> [Task instructions]:
Some lines of these records may hold the word "الأمير"; state how many, using only the number.

> [Records provided]:
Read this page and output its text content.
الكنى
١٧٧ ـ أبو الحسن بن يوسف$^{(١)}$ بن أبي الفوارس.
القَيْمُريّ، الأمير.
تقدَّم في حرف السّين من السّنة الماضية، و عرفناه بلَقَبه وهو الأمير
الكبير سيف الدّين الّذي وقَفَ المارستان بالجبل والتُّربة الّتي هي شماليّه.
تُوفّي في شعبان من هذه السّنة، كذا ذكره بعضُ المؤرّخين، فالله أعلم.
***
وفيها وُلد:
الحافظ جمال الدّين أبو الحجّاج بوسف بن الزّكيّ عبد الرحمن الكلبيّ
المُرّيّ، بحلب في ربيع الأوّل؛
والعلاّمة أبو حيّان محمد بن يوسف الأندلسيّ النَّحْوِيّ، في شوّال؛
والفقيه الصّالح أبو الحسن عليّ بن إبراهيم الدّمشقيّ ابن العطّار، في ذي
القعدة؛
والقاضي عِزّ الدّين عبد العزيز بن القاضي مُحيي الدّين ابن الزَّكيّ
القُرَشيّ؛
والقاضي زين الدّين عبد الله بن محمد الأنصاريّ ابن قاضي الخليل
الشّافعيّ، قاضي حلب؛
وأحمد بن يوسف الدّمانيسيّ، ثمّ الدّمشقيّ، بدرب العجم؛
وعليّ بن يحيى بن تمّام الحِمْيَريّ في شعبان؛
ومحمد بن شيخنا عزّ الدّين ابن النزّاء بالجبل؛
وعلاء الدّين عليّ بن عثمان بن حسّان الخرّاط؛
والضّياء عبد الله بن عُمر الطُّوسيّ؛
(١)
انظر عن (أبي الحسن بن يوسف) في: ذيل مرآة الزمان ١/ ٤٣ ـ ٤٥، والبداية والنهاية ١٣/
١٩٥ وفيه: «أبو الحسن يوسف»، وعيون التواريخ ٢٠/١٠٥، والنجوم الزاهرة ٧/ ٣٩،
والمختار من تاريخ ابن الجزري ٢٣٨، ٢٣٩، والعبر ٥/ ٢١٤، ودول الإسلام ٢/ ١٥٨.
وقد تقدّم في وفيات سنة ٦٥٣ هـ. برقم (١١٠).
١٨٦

> [Exercise output]:
2